Task to carry out:
Copy every line of the data that includes the string "Hakenkreuzflagge".

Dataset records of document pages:
::::::::::
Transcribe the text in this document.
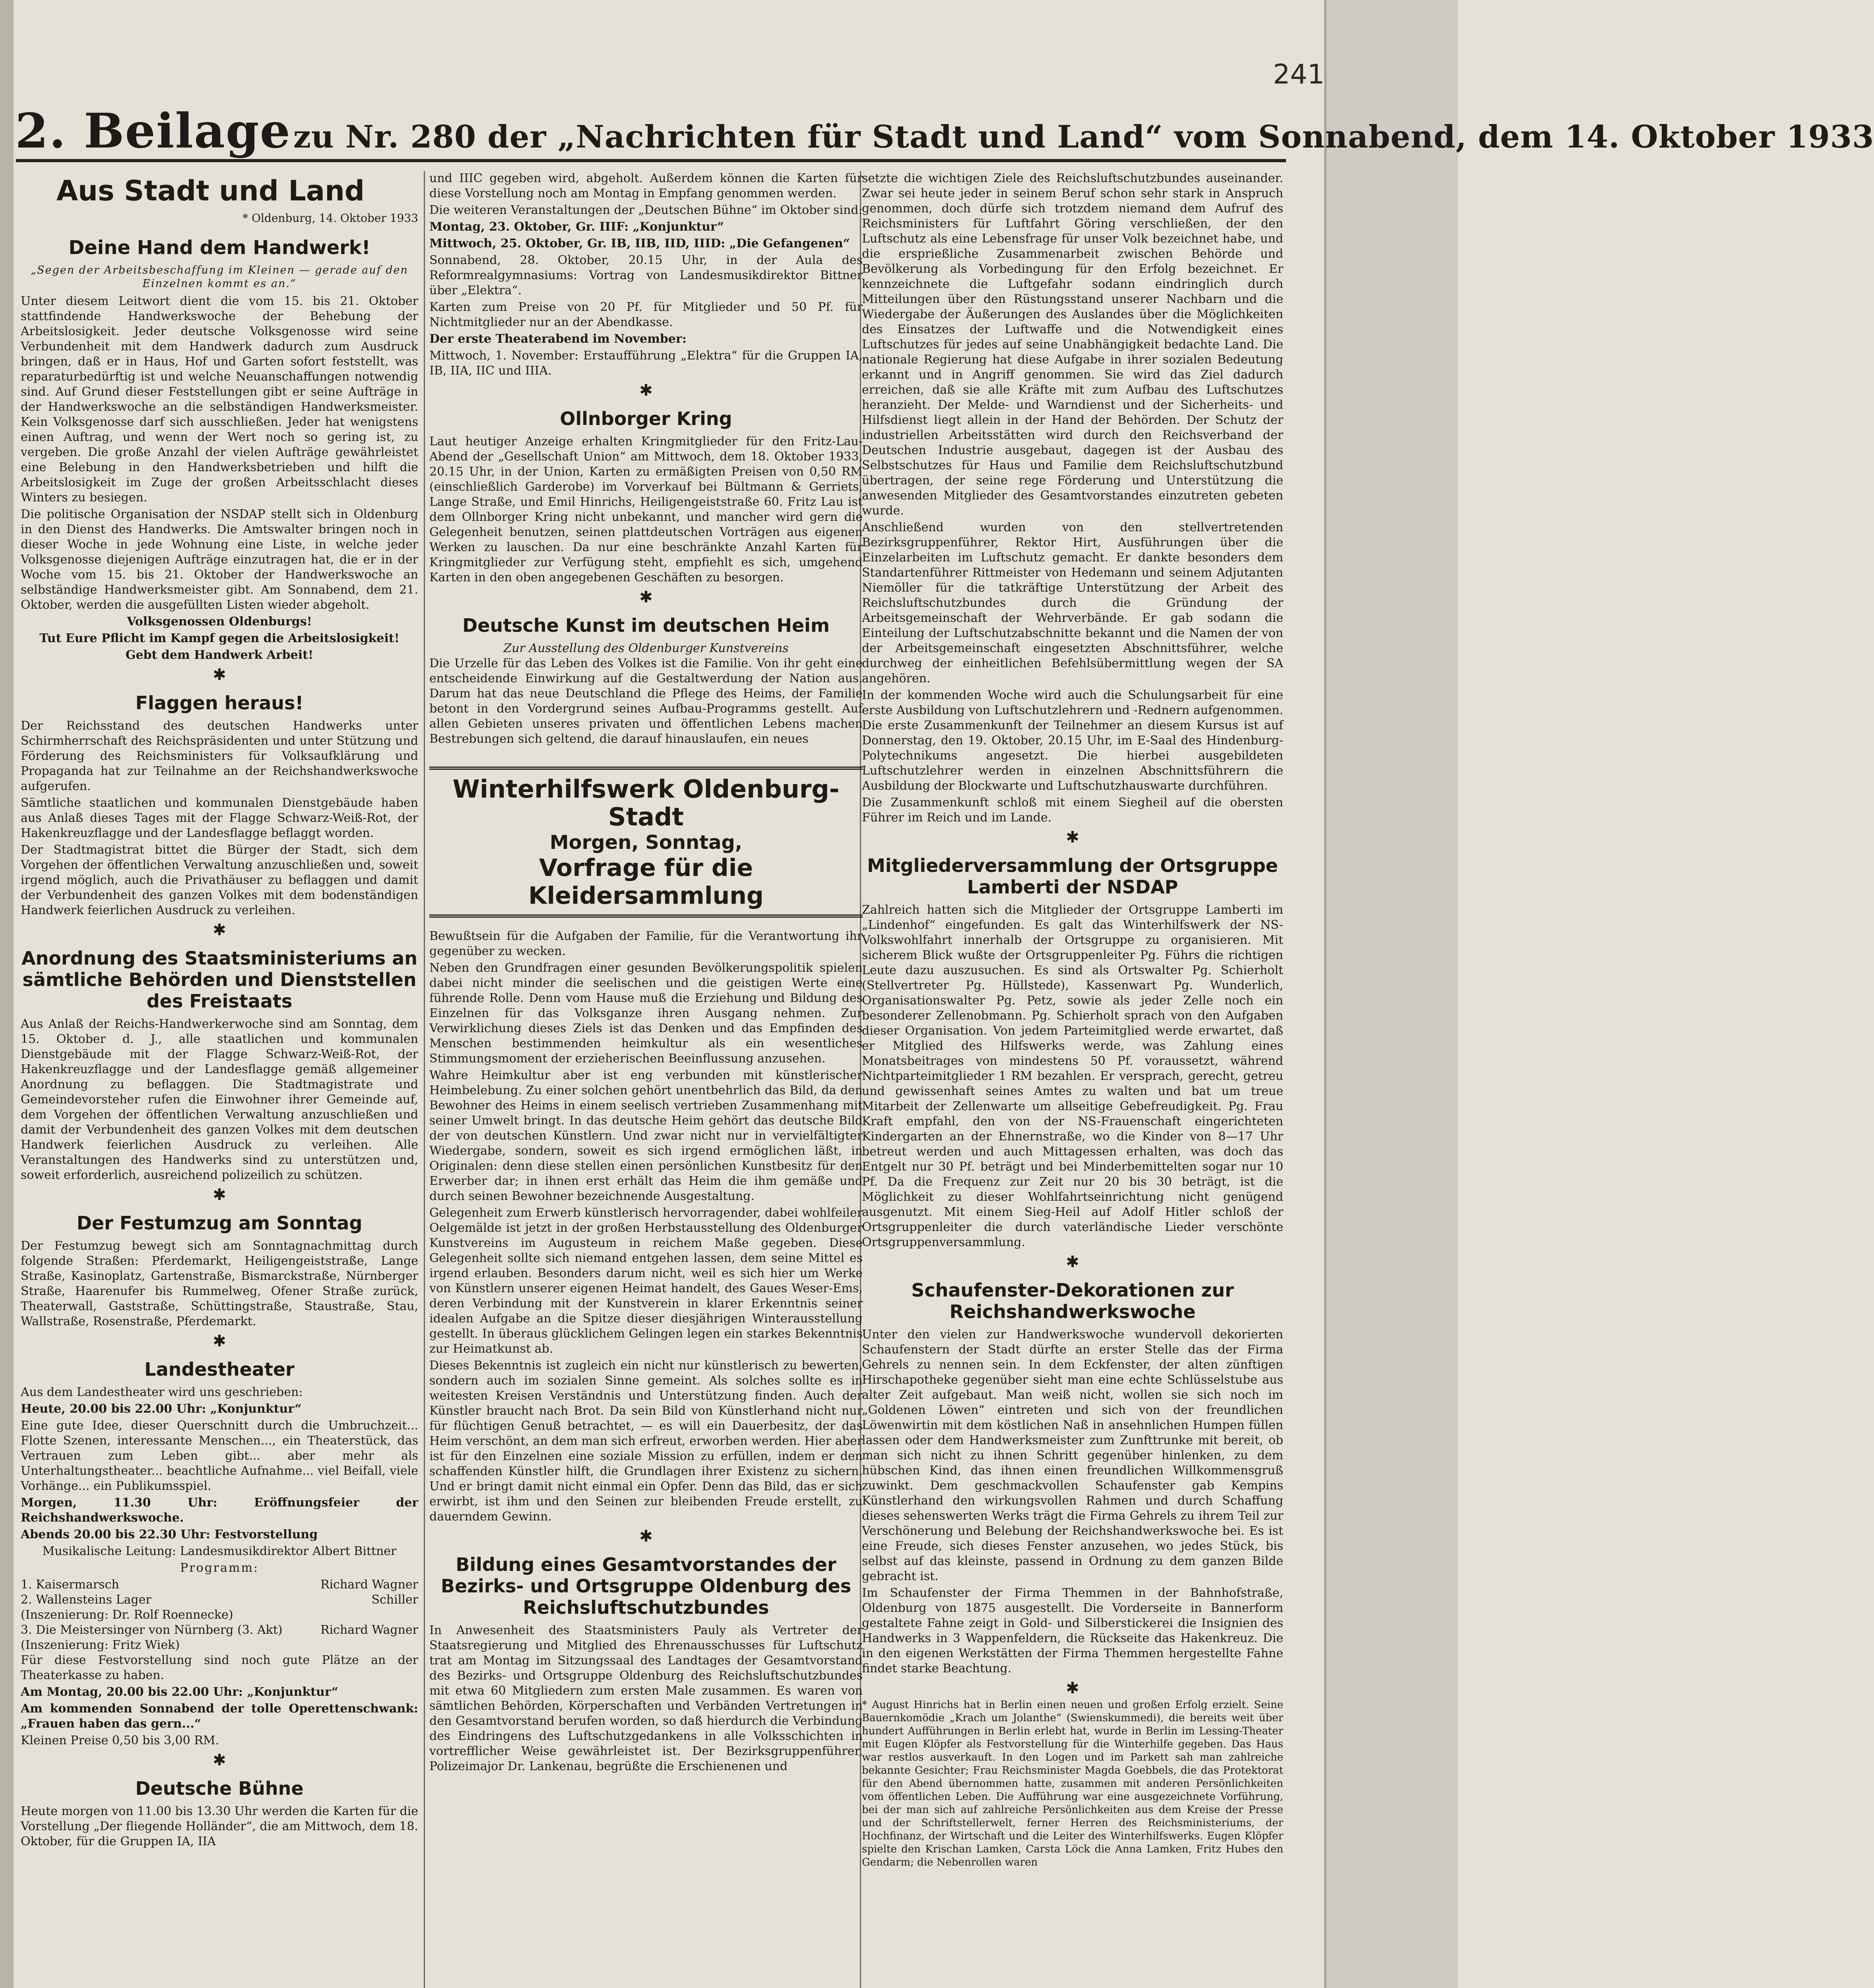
241
2. Beilage zu Nr. 280 der „Nachrichten für Stadt und Land“ vom Sonnabend, dem 14. Oktober 1933
Aus Stadt und Land
* Oldenburg, 14. Oktober 1933
Deine Hand dem Handwerk!
„Segen der Arbeitsbeschaffung im Kleinen — gerade auf den Einzelnen kommt es an.“

Unter diesem Leitwort dient die vom 15. bis 21. Oktober stattfindende Handwerkswoche der Behebung der Arbeitslosigkeit. Jeder deutsche Volksgenosse wird seine Verbundenheit mit dem Handwerk dadurch zum Ausdruck bringen, daß er in Haus, Hof und Garten sofort feststellt, was reparaturbedürftig ist und welche Neuanschaffungen notwendig sind. Auf Grund dieser Feststellungen gibt er seine Aufträge in der Handwerkswoche an die selbständigen Handwerksmeister. Kein Volksgenosse darf sich ausschließen. Jeder hat wenigstens einen Auftrag, und wenn der Wert noch so gering ist, zu vergeben. Die große Anzahl der vielen Aufträge gewährleistet eine Belebung in den Handwerksbetrieben und hilft die Arbeitslosigkeit im Zuge der großen Arbeitsschlacht dieses Winters zu besiegen.

Die politische Organisation der NSDAP stellt sich in Oldenburg in den Dienst des Handwerks. Die Amtswalter bringen noch in dieser Woche in jede Wohnung eine Liste, in welche jeder Volksgenosse diejenigen Aufträge einzutragen hat, die er in der Woche vom 15. bis 21. Oktober der Handwerkswoche an selbständige Handwerksmeister gibt. Am Sonnabend, dem 21. Oktober, werden die ausgefüllten Listen wieder abgeholt.

Volksgenossen Oldenburgs!

Tut Eure Pflicht im Kampf gegen die Arbeitslosigkeit!

Gebt dem Handwerk Arbeit!

✱
Flaggen heraus!

Der Reichsstand des deutschen Handwerks unter Schirmherrschaft des Reichspräsidenten und unter Stützung und Förderung des Reichsministers für Volksaufklärung und Propaganda hat zur Teilnahme an der Reichshandwerkswoche aufgerufen.

Sämtliche staatlichen und kommunalen Dienstgebäude haben aus Anlaß dieses Tages mit der Flagge Schwarz-Weiß-Rot, der Hakenkreuzflagge und der Landesflagge beflaggt worden.

Der Stadtmagistrat bittet die Bürger der Stadt, sich dem Vorgehen der öffentlichen Verwaltung anzuschließen und, soweit irgend möglich, auch die Privathäuser zu beflaggen und damit der Verbundenheit des ganzen Volkes mit dem bodenständigen Handwerk feierlichen Ausdruck zu verleihen.

✱
Anordnung des Staatsministeriums an sämtliche Behörden und Dienststellen des Freistaats

Aus Anlaß der Reichs-Handwerkerwoche sind am Sonntag, dem 15. Oktober d. J., alle staatlichen und kommunalen Dienstgebäude mit der Flagge Schwarz-Weiß-Rot, der Hakenkreuzflagge und der Landesflagge gemäß allgemeiner Anordnung zu beflaggen. Die Stadtmagistrate und Gemeindevorsteher rufen die Einwohner ihrer Gemeinde auf, dem Vorgehen der öffentlichen Verwaltung anzuschließen und damit der Verbundenheit des ganzen Volkes mit dem deutschen Handwerk feierlichen Ausdruck zu verleihen. Alle Veranstaltungen des Handwerks sind zu unterstützen und, soweit erforderlich, ausreichend polizeilich zu schützen.

✱
Der Festumzug am Sonntag

Der Festumzug bewegt sich am Sonntagnachmittag durch folgende Straßen: Pferdemarkt, Heiligengeiststraße, Lange Straße, Kasinoplatz, Gartenstraße, Bismarckstraße, Nürnberger Straße, Haarenufer bis Rummelweg, Ofener Straße zurück, Theaterwall, Gaststraße, Schüttingstraße, Staustraße, Stau, Wallstraße, Rosenstraße, Pferdemarkt.

✱
Landestheater

Aus dem Landestheater wird uns geschrieben:

Heute, 20.00 bis 22.00 Uhr: „Konjunktur“

Eine gute Idee, dieser Querschnitt durch die Umbruchzeit... Flotte Szenen, interessante Menschen..., ein Theaterstück, das Vertrauen zum Leben gibt... aber mehr als Unterhaltungstheater... beachtliche Aufnahme... viel Beifall, viele Vorhänge... ein Publikumsspiel.

Morgen, 11.30 Uhr: Eröffnungsfeier der Reichshandwerkswoche.

Abends 20.00 bis 22.30 Uhr: Festvorstellung

Musikalische Leitung: Landesmusikdirektor Albert Bittner

Programm:

1. Kaisermarsch	Richard Wagner
2. Wallensteins Lager	Schiller
(Inszenierung: Dr. Rolf Roennecke)
3. Die Meistersinger von Nürnberg (3. Akt)	Richard Wagner
(Inszenierung: Fritz Wiek)

Für diese Festvorstellung sind noch gute Plätze an der Theaterkasse zu haben.

Am Montag, 20.00 bis 22.00 Uhr: „Konjunktur“

Am kommenden Sonnabend der tolle Operettenschwank: „Frauen haben das gern...“

Kleinen Preise 0,50 bis 3,00 RM.

✱
Deutsche Bühne

Heute morgen von 11.00 bis 13.30 Uhr werden die Karten für die Vorstellung „Der fliegende Holländer“, die am Mittwoch, dem 18. Oktober, für die Gruppen IA, IIA

und IIIC gegeben wird, abgeholt. Außerdem können die Karten für diese Vorstellung noch am Montag in Empfang genommen werden.

Die weiteren Veranstaltungen der „Deutschen Bühne“ im Oktober sind:

Montag, 23. Oktober, Gr. IIIF: „Konjunktur“

Mittwoch, 25. Oktober, Gr. IB, IIB, IID, IIID: „Die Gefangenen“

Sonnabend, 28. Oktober, 20.15 Uhr, in der Aula des Reformrealgymnasiums: Vortrag von Landesmusikdirektor Bittner über „Elektra“.

Karten zum Preise von 20 Pf. für Mitglieder und 50 Pf. für Nichtmitglieder nur an der Abendkasse.

Der erste Theaterabend im November:

Mittwoch, 1. November: Erstaufführung „Elektra“ für die Gruppen IA, IB, IIA, IIC und IIIA.

✱
Ollnborger Kring

Laut heutiger Anzeige erhalten Kringmitglieder für den Fritz-Lau-Abend der „Gesellschaft Union“ am Mittwoch, dem 18. Oktober 1933, 20.15 Uhr, in der Union, Karten zu ermäßigten Preisen von 0,50 RM (einschließlich Garderobe) im Vorverkauf bei Bültmann & Gerriets, Lange Straße, und Emil Hinrichs, Heiligengeiststraße 60. Fritz Lau ist dem Ollnborger Kring nicht unbekannt, und mancher wird gern die Gelegenheit benutzen, seinen plattdeutschen Vorträgen aus eigenen Werken zu lauschen. Da nur eine beschränkte Anzahl Karten für Kringmitglieder zur Verfügung steht, empfiehlt es sich, umgehend Karten in den oben angegebenen Geschäften zu besorgen.

✱
Deutsche Kunst im deutschen Heim
Zur Ausstellung des Oldenburger Kunstvereins

Die Urzelle für das Leben des Volkes ist die Familie. Von ihr geht eine entscheidende Einwirkung auf die Gestaltwerdung der Nation aus. Darum hat das neue Deutschland die Pflege des Heims, der Familie betont in den Vordergrund seines Aufbau-Programms gestellt. Auf allen Gebieten unseres privaten und öffentlichen Lebens machen Bestrebungen sich geltend, die darauf hinauslaufen, ein neues

Winterhilfswerk Oldenburg-Stadt
Morgen, Sonntag,
Vorfrage für die Kleidersammlung

Bewußtsein für die Aufgaben der Familie, für die Verantwortung ihr gegenüber zu wecken.

Neben den Grundfragen einer gesunden Bevölkerungspolitik spielen dabei nicht minder die seelischen und die geistigen Werte eine führende Rolle. Denn vom Hause muß die Erziehung und Bildung des Einzelnen für das Volksganze ihren Ausgang nehmen. Zur Verwirklichung dieses Ziels ist das Denken und das Empfinden des Menschen bestimmenden heimkultur als ein wesentliches Stimmungsmoment der erzieherischen Beeinflussung anzusehen.

Wahre Heimkultur aber ist eng verbunden mit künstlerischer Heimbelebung. Zu einer solchen gehört unentbehrlich das Bild, da den Bewohner des Heims in einem seelisch vertrieben Zusammenhang mit seiner Umwelt bringt. In das deutsche Heim gehört das deutsche Bild der von deutschen Künstlern. Und zwar nicht nur in vervielfältigter Wiedergabe, sondern, soweit es sich irgend ermöglichen läßt, in Originalen: denn diese stellen einen persönlichen Kunstbesitz für den Erwerber dar; in ihnen erst erhält das Heim die ihm gemäße und durch seinen Bewohner bezeichnende Ausgestaltung.

Gelegenheit zum Erwerb künstlerisch hervorragender, dabei wohlfeiler Oelgemälde ist jetzt in der großen Herbstausstellung des Oldenburger Kunstvereins im Augusteum in reichem Maße gegeben. Diese Gelegenheit sollte sich niemand entgehen lassen, dem seine Mittel es irgend erlauben. Besonders darum nicht, weil es sich hier um Werke von Künstlern unserer eigenen Heimat handelt, des Gaues Weser-Ems, deren Verbindung mit der Kunstverein in klarer Erkenntnis seiner idealen Aufgabe an die Spitze dieser diesjährigen Winterausstellung gestellt. In überaus glücklichem Gelingen legen ein starkes Bekenntnis zur Heimatkunst ab.

Dieses Bekenntnis ist zugleich ein nicht nur künstlerisch zu bewerten, sondern auch im sozialen Sinne gemeint. Als solches sollte es in weitesten Kreisen Verständnis und Unterstützung finden. Auch der Künstler braucht nach Brot. Da sein Bild von Künstlerhand nicht nur für flüchtigen Genuß betrachtet, — es will ein Dauerbesitz, der das Heim verschönt, an dem man sich erfreut, erworben werden. Hier aber ist für den Einzelnen eine soziale Mission zu erfüllen, indem er den schaffenden Künstler hilft, die Grundlagen ihrer Existenz zu sichern. Und er bringt damit nicht einmal ein Opfer. Denn das Bild, das er sich erwirbt, ist ihm und den Seinen zur bleibenden Freude erstellt, zu dauerndem Gewinn.

✱
Bildung eines Gesamtvorstandes der Bezirks- und Ortsgruppe Oldenburg des Reichsluftschutzbundes

In Anwesenheit des Staatsministers Pauly als Vertreter der Staatsregierung und Mitglied des Ehrenausschusses für Luftschutz trat am Montag im Sitzungssaal des Landtages der Gesamtvorstand des Bezirks- und Ortsgruppe Oldenburg des Reichsluftschutzbundes mit etwa 60 Mitgliedern zum ersten Male zusammen. Es waren von sämtlichen Behörden, Körperschaften und Verbänden Vertretungen in den Gesamtvorstand berufen worden, so daß hierdurch die Verbindung des Eindringens des Luftschutzgedankens in alle Volksschichten in vortrefflicher Weise gewährleistet ist. Der Bezirksgruppenführer, Polizeimajor Dr. Lankenau, begrüßte die Erschienenen und

setzte die wichtigen Ziele des Reichsluftschutzbundes auseinander. Zwar sei heute jeder in seinem Beruf schon sehr stark in Anspruch genommen, doch dürfe sich trotzdem niemand dem Aufruf des Reichsministers für Luftfahrt Göring verschließen, der den Luftschutz als eine Lebensfrage für unser Volk bezeichnet habe, und die ersprießliche Zusammenarbeit zwischen Behörde und Bevölkerung als Vorbedingung für den Erfolg bezeichnet. Er kennzeichnete die Luftgefahr sodann eindringlich durch Mitteilungen über den Rüstungsstand unserer Nachbarn und die Wiedergabe der Äußerungen des Auslandes über die Möglichkeiten des Einsatzes der Luftwaffe und die Notwendigkeit eines Luftschutzes für jedes auf seine Unabhängigkeit bedachte Land. Die nationale Regierung hat diese Aufgabe in ihrer sozialen Bedeutung erkannt und in Angriff genommen. Sie wird das Ziel dadurch erreichen, daß sie alle Kräfte mit zum Aufbau des Luftschutzes heranzieht. Der Melde- und Warndienst und der Sicherheits- und Hilfsdienst liegt allein in der Hand der Behörden. Der Schutz der industriellen Arbeitsstätten wird durch den Reichsverband der Deutschen Industrie ausgebaut, dagegen ist der Ausbau des Selbstschutzes für Haus und Familie dem Reichsluftschutzbund übertragen, der seine rege Förderung und Unterstützung die anwesenden Mitglieder des Gesamtvorstandes einzutreten gebeten wurde.

Anschließend wurden von den stellvertretenden Bezirksgruppenführer, Rektor Hirt, Ausführungen über die Einzelarbeiten im Luftschutz gemacht. Er dankte besonders dem Standartenführer Rittmeister von Hedemann und seinem Adjutanten Niemöller für die tatkräftige Unterstützung der Arbeit des Reichsluftschutzbundes durch die Gründung der Arbeitsgemeinschaft der Wehrverbände. Er gab sodann die Einteilung der Luftschutzabschnitte bekannt und die Namen der von der Arbeitsgemeinschaft eingesetzten Abschnittsführer, welche durchweg der einheitlichen Befehlsübermittlung wegen der SA angehören.

In der kommenden Woche wird auch die Schulungsarbeit für eine erste Ausbildung von Luftschutzlehrern und -Rednern aufgenommen. Die erste Zusammenkunft der Teilnehmer an diesem Kursus ist auf Donnerstag, den 19. Oktober, 20.15 Uhr, im E-Saal des Hindenburg-Polytechnikums angesetzt. Die hierbei ausgebildeten Luftschutzlehrer werden in einzelnen Abschnittsführern die Ausbildung der Blockwarte und Luftschutzhauswarte durchführen.

Die Zusammenkunft schloß mit einem Siegheil auf die obersten Führer im Reich und im Lande.

✱
Mitgliederversammlung der Ortsgruppe Lamberti der NSDAP

Zahlreich hatten sich die Mitglieder der Ortsgruppe Lamberti im „Lindenhof“ eingefunden. Es galt das Winterhilfswerk der NS-Volkswohlfahrt innerhalb der Ortsgruppe zu organisieren. Mit sicherem Blick wußte der Ortsgruppenleiter Pg. Führs die richtigen Leute dazu auszusuchen. Es sind als Ortswalter Pg. Schierholt (Stellvertreter Pg. Hüllstede), Kassenwart Pg. Wunderlich, Organisationswalter Pg. Petz, sowie als jeder Zelle noch ein besonderer Zellenobmann. Pg. Schierholt sprach von den Aufgaben dieser Organisation. Von jedem Parteimitglied werde erwartet, daß er Mitglied des Hilfswerks werde, was Zahlung eines Monatsbeitrages von mindestens 50 Pf. voraussetzt, während Nichtparteimitglieder 1 RM bezahlen. Er versprach, gerecht, getreu und gewissenhaft seines Amtes zu walten und bat um treue Mitarbeit der Zellenwarte um allseitige Gebefreudigkeit. Pg. Frau Kraft empfahl, den von der NS-Frauenschaft eingerichteten Kindergarten an der Ehnernstraße, wo die Kinder von 8—17 Uhr betreut werden und auch Mittagessen erhalten, was doch das Entgelt nur 30 Pf. beträgt und bei Minderbemittelten sogar nur 10 Pf. Da die Frequenz zur Zeit nur 20 bis 30 beträgt, ist die Möglichkeit zu dieser Wohlfahrtseinrichtung nicht genügend ausgenutzt. Mit einem Sieg-Heil auf Adolf Hitler schloß der Ortsgruppenleiter die durch vaterländische Lieder verschönte Ortsgruppenversammlung.

✱
Schaufenster-Dekorationen zur Reichshandwerkswoche

Unter den vielen zur Handwerkswoche wundervoll dekorierten Schaufenstern der Stadt dürfte an erster Stelle das der Firma Gehrels zu nennen sein. In dem Eckfenster, der alten zünftigen Hirschapotheke gegenüber sieht man eine echte Schlüsselstube aus alter Zeit aufgebaut. Man weiß nicht, wollen sie sich noch im „Goldenen Löwen“ eintreten und sich von der freundlichen Löwenwirtin mit dem köstlichen Naß in ansehnlichen Humpen füllen lassen oder dem Handwerksmeister zum Zunfttrunke mit bereit, ob man sich nicht zu ihnen Schritt gegenüber hinlenken, zu dem hübschen Kind, das ihnen einen freundlichen Willkommensgruß zuwinkt. Dem geschmackvollen Schaufenster gab Kempins Künstlerhand den wirkungsvollen Rahmen und durch Schaffung dieses sehenswerten Werks trägt die Firma Gehrels zu ihrem Teil zur Verschönerung und Belebung der Reichshandwerkswoche bei. Es ist eine Freude, sich dieses Fenster anzusehen, wo jedes Stück, bis selbst auf das kleinste, passend in Ordnung zu dem ganzen Bilde gebracht ist.

Im Schaufenster der Firma Themmen in der Bahnhofstraße, Oldenburg von 1875 ausgestellt. Die Vorderseite in Bannerform gestaltete Fahne zeigt in Gold- und Silberstickerei die Insignien des Handwerks in 3 Wappenfeldern, die Rückseite das Hakenkreuz. Die in den eigenen Werkstätten der Firma Themmen hergestellte Fahne findet starke Beachtung.

✱

* August Hinrichs hat in Berlin einen neuen und großen Erfolg erzielt. Seine Bauernkomödie „Krach um Jolanthe“ (Swienskummedi), die bereits weit über hundert Aufführungen in Berlin erlebt hat, wurde in Berlin im Lessing-Theater mit Eugen Klöpfer als Festvorstellung für die Winterhilfe gegeben. Das Haus war restlos ausverkauft. In den Logen und im Parkett sah man zahlreiche bekannte Gesichter; Frau Reichsminister Magda Goebbels, die das Protektorat für den Abend übernommen hatte, zusammen mit anderen Persönlichkeiten vom öffentlichen Leben. Die Aufführung war eine ausgezeichnete Vorführung, bei der man sich auf zahlreiche Persönlichkeiten aus dem Kreise der Presse und der Schriftstellerwelt, ferner Herren des Reichsministeriums, der Hochfinanz, der Wirtschaft und die Leiter des Winterhilfswerks. Eugen Klöpfer spielte den Krischan Lamken, Carsta Löck die Anna Lamken, Fritz Hubes den Gendarm; die Nebenrollen waren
::::::::::
Answer to this exercise:
Sämtliche staatlichen und kommunalen Dienstgebäude haben aus Anlaß dieses Tages mit der Flagge Schwarz-Weiß-Rot, der Hakenkreuzflagge und der Landesflagge beflaggt worden.
Aus Anlaß der Reichs-Handwerkerwoche sind am Sonntag, dem 15. Oktober d. J., alle staatlichen und kommunalen Dienstgebäude mit der Flagge Schwarz-Weiß-Rot, der Hakenkreuzflagge und der Landesflagge gemäß allgemeiner Anordnung zu beflaggen. Die Stadtmagistrate und Gemeindevorsteher rufen die Einwohner ihrer Gemeinde auf, dem Vorgehen der öffentlichen Verwaltung anzuschließen und damit der Verbundenheit des ganzen Volkes mit dem deutschen Handwerk feierlichen Ausdruck zu verleihen. Alle Veranstaltungen des Handwerks sind zu unterstützen und, soweit erforderlich, ausreichend polizeilich zu schützen.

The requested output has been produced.